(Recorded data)
::::::::
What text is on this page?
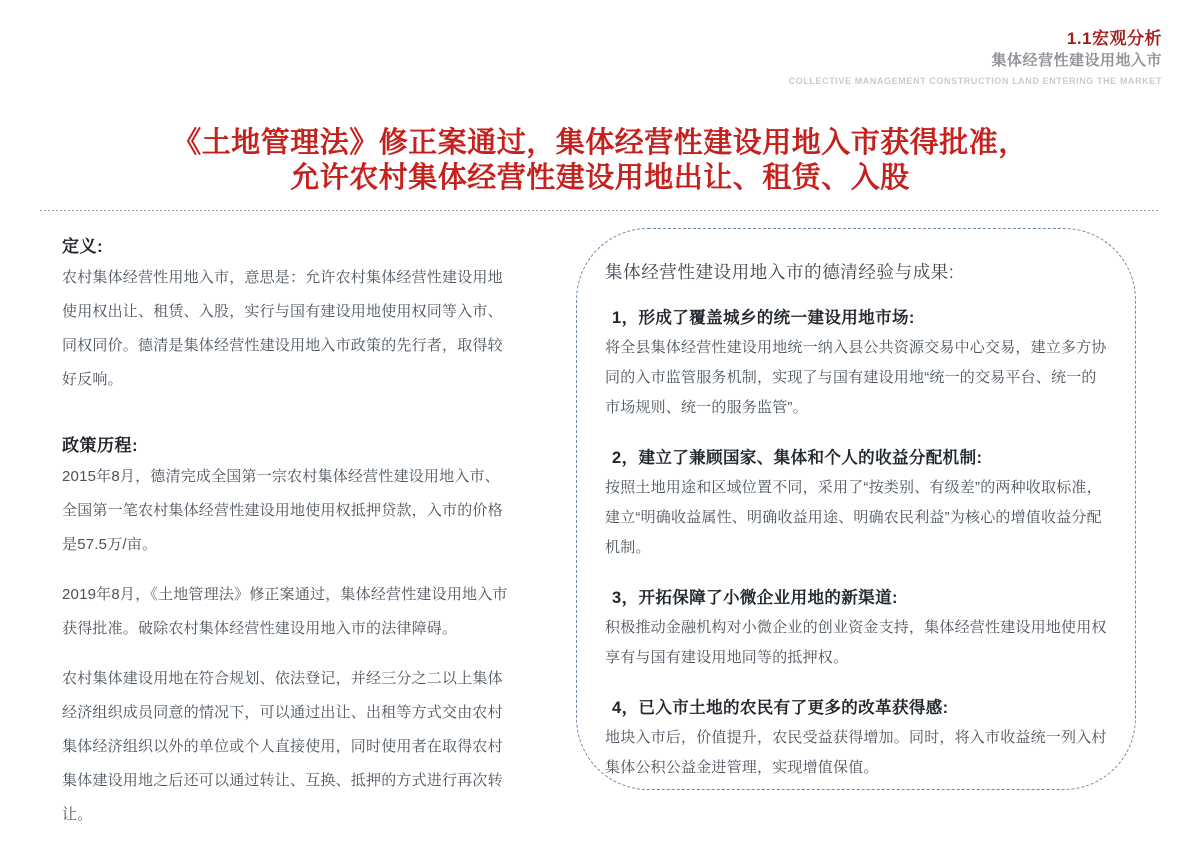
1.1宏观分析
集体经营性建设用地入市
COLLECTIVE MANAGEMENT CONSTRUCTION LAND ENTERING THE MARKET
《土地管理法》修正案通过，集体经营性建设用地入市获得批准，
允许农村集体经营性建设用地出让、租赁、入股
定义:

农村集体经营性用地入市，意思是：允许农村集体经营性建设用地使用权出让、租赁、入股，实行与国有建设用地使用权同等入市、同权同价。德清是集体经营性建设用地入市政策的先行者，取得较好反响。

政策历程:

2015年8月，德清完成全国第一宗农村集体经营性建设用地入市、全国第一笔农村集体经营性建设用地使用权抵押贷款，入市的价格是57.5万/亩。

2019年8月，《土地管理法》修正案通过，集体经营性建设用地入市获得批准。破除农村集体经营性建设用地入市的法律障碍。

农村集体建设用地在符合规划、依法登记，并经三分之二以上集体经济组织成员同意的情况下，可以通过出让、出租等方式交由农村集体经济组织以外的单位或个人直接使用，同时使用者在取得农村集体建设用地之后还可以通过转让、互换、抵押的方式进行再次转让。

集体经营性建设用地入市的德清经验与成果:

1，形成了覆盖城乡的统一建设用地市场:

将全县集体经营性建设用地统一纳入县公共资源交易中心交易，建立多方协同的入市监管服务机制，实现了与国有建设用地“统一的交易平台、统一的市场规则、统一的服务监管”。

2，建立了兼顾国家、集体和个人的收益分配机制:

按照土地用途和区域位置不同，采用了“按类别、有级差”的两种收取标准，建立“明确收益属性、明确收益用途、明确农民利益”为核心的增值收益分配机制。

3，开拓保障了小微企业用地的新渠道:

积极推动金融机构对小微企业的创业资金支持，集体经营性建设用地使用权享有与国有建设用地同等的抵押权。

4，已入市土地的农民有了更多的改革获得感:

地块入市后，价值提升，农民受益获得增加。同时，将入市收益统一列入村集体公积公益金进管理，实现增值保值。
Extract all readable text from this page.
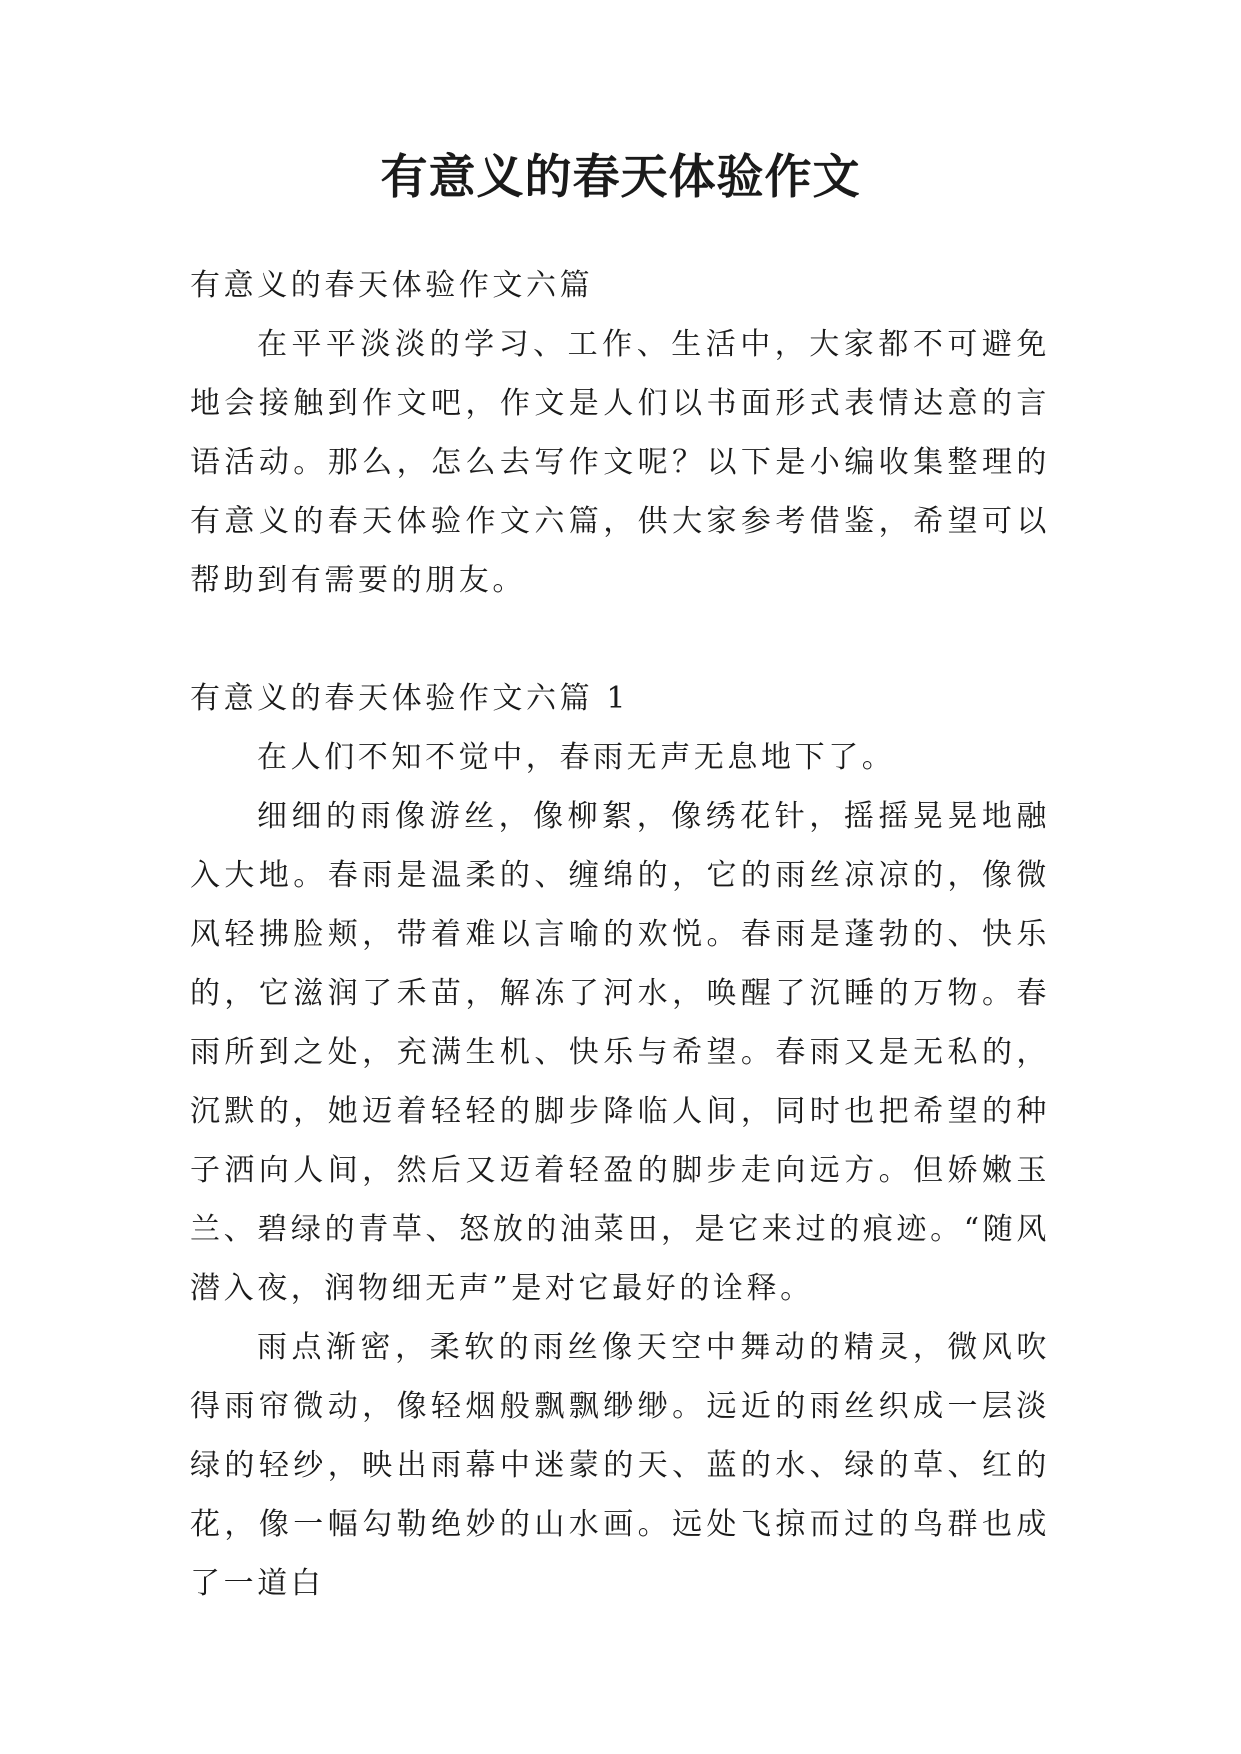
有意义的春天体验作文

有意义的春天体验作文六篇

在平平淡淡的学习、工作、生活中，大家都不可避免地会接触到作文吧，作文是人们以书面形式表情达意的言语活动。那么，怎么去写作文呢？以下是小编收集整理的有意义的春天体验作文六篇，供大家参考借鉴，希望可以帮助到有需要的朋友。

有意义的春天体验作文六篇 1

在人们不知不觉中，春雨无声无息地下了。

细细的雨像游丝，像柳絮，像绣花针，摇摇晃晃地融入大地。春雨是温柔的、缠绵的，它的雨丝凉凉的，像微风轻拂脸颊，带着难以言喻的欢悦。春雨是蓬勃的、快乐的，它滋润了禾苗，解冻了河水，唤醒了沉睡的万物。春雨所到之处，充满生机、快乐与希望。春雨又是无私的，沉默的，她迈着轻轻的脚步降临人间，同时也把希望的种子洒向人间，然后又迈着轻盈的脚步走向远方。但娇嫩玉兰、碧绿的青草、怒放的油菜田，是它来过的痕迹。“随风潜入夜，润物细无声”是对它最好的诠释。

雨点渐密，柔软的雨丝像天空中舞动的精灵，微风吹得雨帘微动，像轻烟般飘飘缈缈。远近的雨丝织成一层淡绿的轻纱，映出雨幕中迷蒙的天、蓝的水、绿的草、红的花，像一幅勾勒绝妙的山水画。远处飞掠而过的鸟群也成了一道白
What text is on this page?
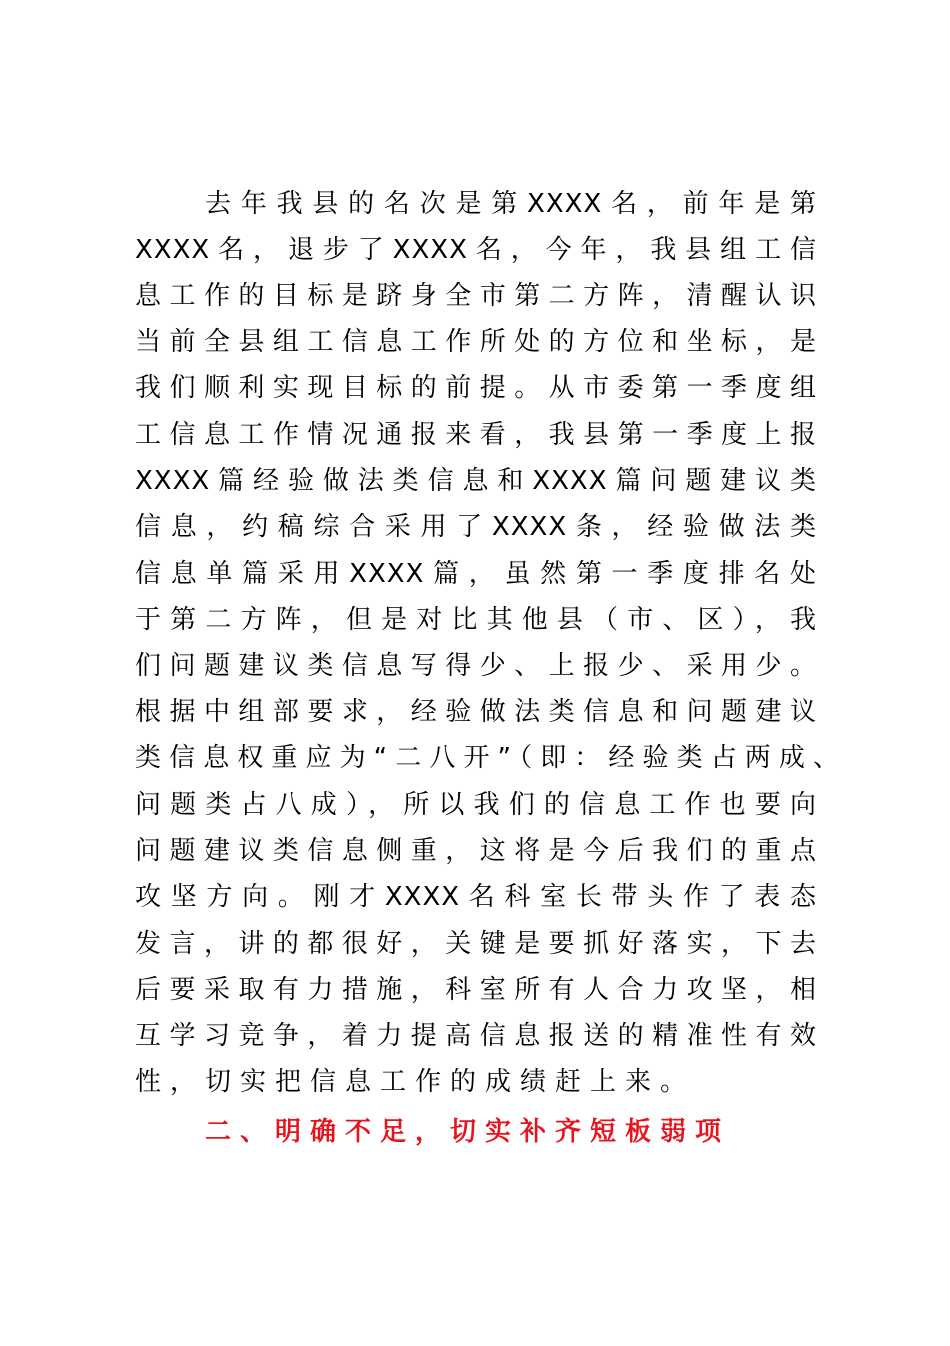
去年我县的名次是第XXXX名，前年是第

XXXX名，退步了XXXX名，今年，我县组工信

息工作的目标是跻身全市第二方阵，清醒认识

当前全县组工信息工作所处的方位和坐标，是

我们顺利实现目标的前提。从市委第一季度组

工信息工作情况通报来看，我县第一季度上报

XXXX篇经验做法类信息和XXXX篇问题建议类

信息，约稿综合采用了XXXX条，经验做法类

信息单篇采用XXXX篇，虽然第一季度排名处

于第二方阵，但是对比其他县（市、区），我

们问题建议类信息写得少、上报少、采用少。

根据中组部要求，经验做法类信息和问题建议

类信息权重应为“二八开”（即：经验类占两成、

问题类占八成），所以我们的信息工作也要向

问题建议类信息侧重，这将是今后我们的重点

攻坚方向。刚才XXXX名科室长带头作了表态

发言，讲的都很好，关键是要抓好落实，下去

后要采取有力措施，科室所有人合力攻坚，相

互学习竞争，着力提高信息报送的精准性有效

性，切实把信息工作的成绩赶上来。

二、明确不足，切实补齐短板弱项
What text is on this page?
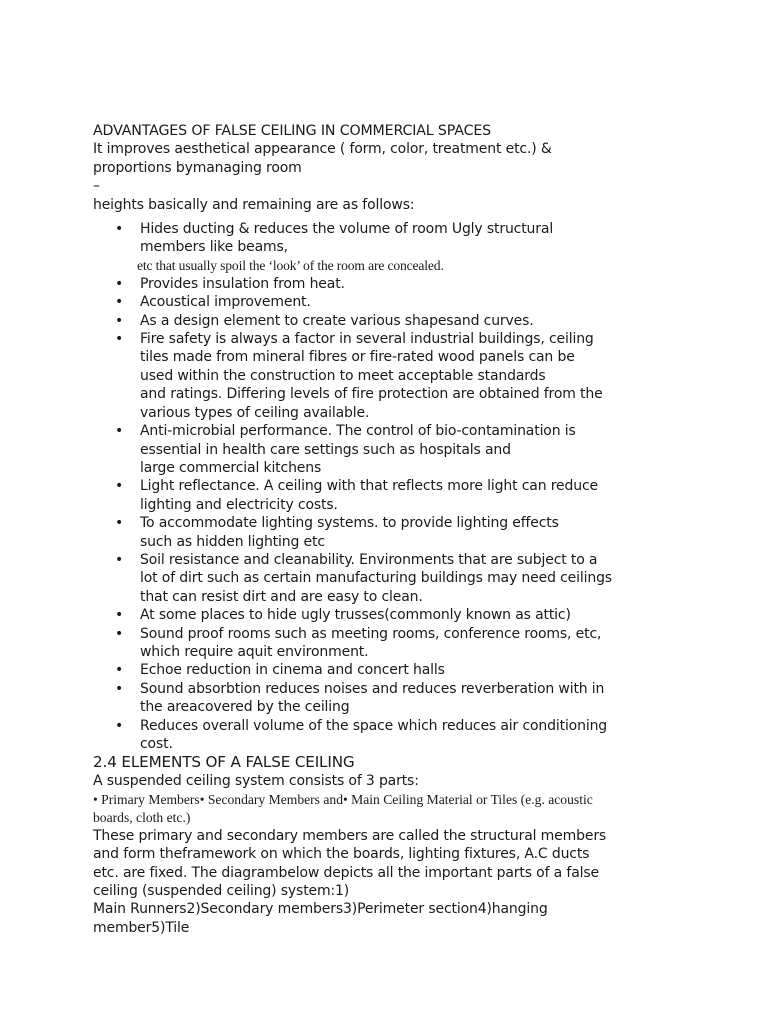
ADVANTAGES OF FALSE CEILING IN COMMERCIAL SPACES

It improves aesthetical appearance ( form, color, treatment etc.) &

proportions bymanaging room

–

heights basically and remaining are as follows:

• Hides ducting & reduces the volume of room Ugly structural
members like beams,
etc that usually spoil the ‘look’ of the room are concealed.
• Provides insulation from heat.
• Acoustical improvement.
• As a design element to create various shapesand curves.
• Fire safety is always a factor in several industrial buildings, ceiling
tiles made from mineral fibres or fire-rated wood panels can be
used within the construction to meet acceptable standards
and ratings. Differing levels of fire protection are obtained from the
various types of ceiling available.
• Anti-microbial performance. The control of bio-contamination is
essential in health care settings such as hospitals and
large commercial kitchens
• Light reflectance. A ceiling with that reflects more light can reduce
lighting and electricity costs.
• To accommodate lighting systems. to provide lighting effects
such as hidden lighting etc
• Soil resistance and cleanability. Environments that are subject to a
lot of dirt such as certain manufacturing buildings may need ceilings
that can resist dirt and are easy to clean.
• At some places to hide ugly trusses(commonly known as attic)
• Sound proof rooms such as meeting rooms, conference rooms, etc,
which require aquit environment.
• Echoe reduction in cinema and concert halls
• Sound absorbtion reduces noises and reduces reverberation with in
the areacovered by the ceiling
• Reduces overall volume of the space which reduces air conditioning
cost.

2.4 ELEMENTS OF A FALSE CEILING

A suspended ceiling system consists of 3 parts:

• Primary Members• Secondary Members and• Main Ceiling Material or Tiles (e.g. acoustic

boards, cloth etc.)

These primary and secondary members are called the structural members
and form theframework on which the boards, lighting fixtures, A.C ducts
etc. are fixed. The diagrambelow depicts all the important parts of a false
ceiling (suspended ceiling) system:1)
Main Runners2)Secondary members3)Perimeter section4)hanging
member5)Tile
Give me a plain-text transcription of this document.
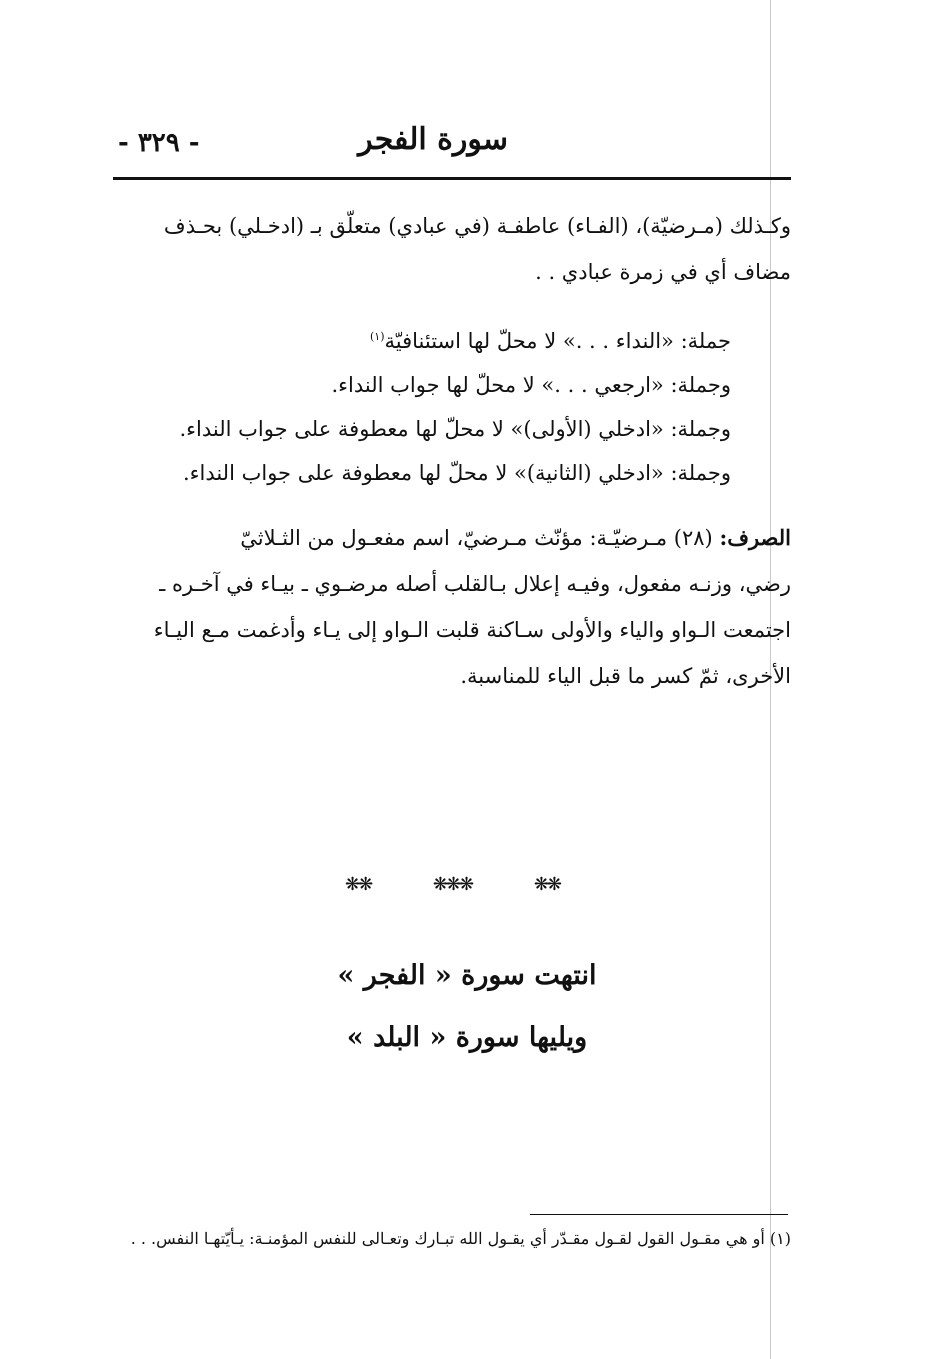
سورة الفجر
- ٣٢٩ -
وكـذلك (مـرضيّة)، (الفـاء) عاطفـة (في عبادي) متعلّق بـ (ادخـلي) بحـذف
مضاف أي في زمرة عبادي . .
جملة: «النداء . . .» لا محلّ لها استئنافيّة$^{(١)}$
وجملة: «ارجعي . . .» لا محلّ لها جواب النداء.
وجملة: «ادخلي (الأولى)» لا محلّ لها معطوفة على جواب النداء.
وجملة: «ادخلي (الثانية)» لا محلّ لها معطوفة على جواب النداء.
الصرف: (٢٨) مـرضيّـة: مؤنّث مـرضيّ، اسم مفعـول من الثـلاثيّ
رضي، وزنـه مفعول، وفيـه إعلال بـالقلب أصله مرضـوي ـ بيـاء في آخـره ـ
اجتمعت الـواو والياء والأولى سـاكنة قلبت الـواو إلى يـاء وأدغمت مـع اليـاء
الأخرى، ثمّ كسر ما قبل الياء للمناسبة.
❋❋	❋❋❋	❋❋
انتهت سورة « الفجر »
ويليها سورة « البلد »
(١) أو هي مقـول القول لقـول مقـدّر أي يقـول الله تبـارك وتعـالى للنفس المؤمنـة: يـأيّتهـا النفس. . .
::::::::
**DIRECTION:**
Which lines hold the string "معطوفة"? Copy all of them from the data above.

**COMPLETE OUTPUT:**
وجملة: «ادخلي (الأولى)» لا محلّ لها معطوفة على جواب النداء.
وجملة: «ادخلي (الثانية)» لا محلّ لها معطوفة على جواب النداء.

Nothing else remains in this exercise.